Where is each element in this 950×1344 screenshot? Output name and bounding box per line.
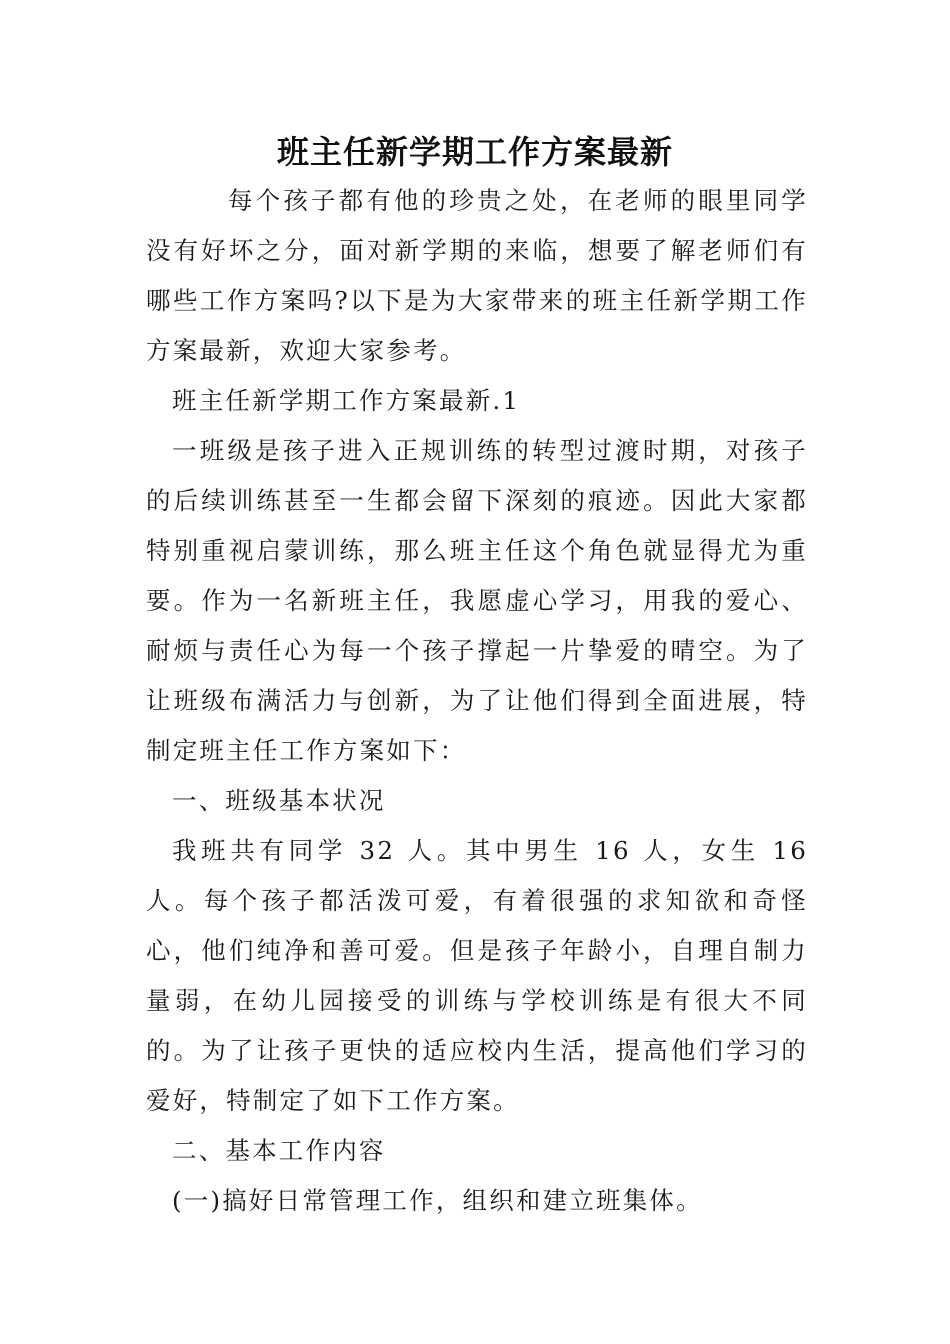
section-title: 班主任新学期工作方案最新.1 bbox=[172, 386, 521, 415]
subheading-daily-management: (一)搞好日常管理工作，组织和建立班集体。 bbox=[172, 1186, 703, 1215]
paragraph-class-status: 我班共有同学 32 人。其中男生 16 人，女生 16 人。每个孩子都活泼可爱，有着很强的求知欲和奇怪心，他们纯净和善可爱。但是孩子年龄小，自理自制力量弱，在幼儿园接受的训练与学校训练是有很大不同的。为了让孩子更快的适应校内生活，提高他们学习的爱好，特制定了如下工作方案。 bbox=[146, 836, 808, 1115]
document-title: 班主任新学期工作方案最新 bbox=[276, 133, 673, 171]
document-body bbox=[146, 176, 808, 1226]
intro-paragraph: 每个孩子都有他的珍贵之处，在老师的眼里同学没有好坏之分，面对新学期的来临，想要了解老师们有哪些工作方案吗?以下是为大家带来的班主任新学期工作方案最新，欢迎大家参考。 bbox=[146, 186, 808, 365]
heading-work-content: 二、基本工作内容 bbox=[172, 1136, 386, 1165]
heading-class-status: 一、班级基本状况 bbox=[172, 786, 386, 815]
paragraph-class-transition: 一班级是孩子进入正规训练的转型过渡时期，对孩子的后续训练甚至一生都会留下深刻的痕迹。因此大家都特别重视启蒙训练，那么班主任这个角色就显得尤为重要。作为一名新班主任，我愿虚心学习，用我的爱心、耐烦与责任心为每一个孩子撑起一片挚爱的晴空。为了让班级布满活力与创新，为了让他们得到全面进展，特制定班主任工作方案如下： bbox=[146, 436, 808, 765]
---
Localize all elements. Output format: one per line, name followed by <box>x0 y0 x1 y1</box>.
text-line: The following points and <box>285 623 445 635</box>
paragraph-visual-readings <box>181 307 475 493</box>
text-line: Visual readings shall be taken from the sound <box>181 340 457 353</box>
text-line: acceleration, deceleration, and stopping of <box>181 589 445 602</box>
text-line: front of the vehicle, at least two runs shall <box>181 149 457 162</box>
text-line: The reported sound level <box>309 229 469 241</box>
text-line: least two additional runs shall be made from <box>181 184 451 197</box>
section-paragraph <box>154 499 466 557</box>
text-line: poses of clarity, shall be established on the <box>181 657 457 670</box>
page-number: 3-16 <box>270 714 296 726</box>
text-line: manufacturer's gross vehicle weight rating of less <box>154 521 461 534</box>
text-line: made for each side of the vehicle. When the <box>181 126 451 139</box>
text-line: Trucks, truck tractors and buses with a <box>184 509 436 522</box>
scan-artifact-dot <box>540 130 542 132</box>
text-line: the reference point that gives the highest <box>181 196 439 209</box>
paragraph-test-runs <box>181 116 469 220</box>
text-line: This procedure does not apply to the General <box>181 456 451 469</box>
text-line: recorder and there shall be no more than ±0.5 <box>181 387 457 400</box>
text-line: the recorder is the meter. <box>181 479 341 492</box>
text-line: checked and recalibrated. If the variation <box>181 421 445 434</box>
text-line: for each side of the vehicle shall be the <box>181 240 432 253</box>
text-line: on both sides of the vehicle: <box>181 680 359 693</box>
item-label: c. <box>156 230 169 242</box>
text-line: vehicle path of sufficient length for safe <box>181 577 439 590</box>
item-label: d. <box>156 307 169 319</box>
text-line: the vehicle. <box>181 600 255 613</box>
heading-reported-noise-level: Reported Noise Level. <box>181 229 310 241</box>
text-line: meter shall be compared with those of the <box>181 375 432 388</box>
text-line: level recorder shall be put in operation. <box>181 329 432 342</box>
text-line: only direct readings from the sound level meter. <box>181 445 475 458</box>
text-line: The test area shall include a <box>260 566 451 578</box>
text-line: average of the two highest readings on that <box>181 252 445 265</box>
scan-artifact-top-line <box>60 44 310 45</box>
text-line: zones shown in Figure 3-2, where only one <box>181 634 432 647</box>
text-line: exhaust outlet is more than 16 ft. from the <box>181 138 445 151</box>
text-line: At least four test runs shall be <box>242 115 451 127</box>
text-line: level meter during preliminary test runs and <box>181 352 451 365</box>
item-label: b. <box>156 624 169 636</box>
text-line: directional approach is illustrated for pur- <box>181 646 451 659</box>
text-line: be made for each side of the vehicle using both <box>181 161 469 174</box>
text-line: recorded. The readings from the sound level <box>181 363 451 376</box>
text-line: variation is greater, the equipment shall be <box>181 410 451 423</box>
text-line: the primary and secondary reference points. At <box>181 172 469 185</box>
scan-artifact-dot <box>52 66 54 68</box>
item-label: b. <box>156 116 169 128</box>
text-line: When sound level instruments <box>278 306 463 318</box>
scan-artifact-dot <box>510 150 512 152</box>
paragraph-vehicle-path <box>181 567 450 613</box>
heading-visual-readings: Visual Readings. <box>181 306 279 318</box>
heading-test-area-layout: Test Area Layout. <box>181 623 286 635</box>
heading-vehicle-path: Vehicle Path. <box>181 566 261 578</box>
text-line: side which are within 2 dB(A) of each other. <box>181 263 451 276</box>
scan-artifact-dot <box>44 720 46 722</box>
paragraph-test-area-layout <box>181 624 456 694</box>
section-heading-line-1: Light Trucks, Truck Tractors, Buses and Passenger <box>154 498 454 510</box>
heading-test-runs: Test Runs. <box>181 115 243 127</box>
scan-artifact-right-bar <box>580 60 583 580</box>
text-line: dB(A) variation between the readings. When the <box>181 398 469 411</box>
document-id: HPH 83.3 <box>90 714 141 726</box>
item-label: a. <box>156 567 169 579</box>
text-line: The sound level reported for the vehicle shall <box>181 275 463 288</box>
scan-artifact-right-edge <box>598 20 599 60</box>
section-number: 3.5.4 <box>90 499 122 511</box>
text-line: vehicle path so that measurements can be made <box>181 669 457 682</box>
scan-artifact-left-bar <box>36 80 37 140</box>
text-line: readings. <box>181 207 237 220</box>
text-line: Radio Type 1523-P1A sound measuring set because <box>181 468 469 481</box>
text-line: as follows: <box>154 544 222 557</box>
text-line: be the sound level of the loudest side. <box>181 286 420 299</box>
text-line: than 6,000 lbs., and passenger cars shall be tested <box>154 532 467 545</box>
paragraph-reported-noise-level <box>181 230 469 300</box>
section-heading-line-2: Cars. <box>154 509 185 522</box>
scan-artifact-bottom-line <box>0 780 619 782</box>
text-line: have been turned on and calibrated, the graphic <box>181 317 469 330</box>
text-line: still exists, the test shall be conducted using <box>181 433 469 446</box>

**Stated exercise**
Convert the lines into a Markdown table with the columns Row and Text, leaving out blank lines. Begin at the line that has "section-title: 班主任新学期工作方案最新.1 bbox=[172, 386, 521, 415]" and stop after the line that has "document-title: 班主任新学期工作方案最新 bbox=[276, 133, 673, 171]".

**Task answer**
| Row | Text |
|---|---|
| 1 | section-title: 班主任新学期工作方案最新.1 bbox=[172, 386, 521, 415] |
| 2 | subheading-daily-management: (一)搞好日常管理工作，组织和建立班集体。 bbox=[172, 1186, 703, 1215] |
| 3 | paragraph-class-status: 我班共有同学 32 人。其中男生 16 人，女生 16 人。每个孩子都活泼可爱，有着很强的求知欲和奇怪心，他们纯净和善可爱。但是孩子年龄小，自理自制力量弱，在幼儿园接受的训练与学校训练是有很大不同的。为了让孩子更快的适应校内生活，提高他们学习的爱好，特制定了如下工作方案。 bbox=[146, 836, 808, 1115] |
| 4 | document-title: 班主任新学期工作方案最新 bbox=[276, 133, 673, 171] |